**Record set**
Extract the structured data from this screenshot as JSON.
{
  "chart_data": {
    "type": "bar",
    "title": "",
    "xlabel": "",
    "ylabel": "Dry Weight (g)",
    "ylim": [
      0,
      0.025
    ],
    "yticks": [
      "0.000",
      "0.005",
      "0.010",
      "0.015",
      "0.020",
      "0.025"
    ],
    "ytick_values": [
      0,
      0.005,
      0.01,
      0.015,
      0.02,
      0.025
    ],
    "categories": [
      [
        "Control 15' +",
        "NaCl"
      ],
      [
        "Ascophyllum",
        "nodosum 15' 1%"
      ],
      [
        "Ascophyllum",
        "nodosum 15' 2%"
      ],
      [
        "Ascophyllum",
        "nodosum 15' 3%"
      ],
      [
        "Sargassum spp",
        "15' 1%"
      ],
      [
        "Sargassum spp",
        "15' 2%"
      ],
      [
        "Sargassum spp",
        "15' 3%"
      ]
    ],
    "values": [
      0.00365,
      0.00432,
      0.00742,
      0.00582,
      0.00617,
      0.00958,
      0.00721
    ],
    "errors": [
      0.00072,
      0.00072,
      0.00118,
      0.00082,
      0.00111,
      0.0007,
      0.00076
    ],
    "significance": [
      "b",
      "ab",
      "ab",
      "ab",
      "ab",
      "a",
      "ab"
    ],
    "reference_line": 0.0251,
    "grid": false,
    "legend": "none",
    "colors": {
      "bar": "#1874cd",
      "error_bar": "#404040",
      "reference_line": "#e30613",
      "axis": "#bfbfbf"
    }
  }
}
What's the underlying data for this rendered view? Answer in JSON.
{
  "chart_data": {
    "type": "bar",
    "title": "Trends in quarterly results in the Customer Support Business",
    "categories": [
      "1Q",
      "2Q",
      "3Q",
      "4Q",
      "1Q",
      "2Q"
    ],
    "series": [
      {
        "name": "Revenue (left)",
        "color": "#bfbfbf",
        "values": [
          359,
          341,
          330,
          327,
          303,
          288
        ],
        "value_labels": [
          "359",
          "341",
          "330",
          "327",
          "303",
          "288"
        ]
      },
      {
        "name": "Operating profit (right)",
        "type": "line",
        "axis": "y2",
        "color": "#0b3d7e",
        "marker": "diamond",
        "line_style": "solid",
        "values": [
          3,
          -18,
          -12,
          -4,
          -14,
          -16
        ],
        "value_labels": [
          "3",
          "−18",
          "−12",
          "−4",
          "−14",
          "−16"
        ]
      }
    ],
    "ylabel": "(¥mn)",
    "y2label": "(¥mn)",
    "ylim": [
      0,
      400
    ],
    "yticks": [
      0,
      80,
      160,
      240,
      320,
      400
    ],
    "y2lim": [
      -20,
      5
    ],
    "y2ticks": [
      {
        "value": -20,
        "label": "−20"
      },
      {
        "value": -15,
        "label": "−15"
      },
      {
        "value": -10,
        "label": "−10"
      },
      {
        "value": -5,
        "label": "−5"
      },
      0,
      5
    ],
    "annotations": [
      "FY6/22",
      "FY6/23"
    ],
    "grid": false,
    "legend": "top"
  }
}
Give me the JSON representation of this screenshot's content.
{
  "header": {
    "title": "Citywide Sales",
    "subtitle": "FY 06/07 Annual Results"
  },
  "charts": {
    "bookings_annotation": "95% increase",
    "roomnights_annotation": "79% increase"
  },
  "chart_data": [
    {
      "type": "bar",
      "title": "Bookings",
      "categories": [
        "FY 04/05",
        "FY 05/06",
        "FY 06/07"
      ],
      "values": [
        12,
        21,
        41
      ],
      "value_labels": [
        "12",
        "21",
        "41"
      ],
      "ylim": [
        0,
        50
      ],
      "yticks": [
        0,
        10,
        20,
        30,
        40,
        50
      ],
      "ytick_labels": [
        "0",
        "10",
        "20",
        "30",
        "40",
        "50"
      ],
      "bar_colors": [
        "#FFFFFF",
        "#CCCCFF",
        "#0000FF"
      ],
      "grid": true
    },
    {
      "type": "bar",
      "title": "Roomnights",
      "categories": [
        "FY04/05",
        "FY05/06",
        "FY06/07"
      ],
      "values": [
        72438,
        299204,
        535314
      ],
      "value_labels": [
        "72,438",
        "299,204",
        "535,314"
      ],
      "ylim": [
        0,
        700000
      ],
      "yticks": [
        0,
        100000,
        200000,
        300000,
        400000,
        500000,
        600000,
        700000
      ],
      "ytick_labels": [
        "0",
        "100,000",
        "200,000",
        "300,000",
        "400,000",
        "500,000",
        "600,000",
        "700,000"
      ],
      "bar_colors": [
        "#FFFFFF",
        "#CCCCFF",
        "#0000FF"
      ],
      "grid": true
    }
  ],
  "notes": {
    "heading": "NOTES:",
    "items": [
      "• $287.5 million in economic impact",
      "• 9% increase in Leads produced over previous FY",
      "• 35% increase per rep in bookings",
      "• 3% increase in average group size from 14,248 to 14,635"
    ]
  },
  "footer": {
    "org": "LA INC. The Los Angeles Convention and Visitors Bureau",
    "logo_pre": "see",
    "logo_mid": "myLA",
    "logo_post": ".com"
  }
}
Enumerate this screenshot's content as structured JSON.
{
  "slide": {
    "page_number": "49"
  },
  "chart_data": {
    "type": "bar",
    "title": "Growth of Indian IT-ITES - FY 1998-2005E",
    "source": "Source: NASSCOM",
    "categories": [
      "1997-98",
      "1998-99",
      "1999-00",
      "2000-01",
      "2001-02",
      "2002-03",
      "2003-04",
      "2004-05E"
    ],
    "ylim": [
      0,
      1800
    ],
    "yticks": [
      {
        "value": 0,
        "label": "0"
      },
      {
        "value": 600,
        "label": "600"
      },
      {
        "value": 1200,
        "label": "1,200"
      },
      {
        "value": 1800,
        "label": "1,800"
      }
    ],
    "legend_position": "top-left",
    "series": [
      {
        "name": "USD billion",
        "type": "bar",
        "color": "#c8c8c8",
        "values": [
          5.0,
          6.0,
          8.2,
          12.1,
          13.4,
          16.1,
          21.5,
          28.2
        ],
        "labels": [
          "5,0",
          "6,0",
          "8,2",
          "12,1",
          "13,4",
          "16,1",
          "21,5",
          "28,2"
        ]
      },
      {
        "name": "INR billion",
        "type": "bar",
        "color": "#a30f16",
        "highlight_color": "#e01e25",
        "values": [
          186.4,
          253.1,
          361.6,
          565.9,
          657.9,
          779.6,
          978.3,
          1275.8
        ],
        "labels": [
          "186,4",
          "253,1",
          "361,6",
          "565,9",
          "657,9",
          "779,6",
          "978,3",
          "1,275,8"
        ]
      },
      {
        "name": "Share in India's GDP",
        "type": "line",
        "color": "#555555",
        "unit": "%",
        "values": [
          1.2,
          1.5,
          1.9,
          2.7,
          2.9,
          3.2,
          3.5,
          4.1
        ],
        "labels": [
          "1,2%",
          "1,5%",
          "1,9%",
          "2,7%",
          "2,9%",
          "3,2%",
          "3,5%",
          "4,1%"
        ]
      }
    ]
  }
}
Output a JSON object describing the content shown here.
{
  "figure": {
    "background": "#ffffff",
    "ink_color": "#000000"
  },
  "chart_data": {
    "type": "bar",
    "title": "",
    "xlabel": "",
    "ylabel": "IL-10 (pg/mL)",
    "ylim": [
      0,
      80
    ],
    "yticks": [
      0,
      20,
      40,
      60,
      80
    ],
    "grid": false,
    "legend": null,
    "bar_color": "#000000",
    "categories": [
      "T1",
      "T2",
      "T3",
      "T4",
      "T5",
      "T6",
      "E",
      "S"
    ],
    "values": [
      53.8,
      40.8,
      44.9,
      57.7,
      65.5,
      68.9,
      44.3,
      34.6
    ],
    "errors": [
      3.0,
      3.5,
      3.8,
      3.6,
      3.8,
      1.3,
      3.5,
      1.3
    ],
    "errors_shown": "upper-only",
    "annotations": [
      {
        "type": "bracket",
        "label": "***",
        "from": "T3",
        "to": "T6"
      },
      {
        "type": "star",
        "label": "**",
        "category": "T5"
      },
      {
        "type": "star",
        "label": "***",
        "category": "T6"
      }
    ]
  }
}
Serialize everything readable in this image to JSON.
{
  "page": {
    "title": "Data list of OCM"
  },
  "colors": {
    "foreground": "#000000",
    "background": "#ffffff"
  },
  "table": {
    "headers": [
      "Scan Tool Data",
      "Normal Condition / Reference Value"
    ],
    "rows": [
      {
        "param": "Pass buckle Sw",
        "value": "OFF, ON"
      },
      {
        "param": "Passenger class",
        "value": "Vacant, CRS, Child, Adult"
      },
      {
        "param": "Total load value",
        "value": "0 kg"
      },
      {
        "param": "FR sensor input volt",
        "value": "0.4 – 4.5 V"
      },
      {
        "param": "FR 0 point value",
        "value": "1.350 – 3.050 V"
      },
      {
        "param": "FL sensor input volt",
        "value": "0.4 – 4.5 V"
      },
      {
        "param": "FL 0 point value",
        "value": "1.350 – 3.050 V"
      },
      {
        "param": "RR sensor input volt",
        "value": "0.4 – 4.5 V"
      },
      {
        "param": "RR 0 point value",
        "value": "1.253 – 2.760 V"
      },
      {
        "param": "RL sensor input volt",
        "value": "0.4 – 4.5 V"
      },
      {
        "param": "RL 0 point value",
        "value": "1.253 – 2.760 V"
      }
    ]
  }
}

**Problem**
Make a tally of the lines in this data that include the string "structured", and answer with that tally alone.

**Complete response**
2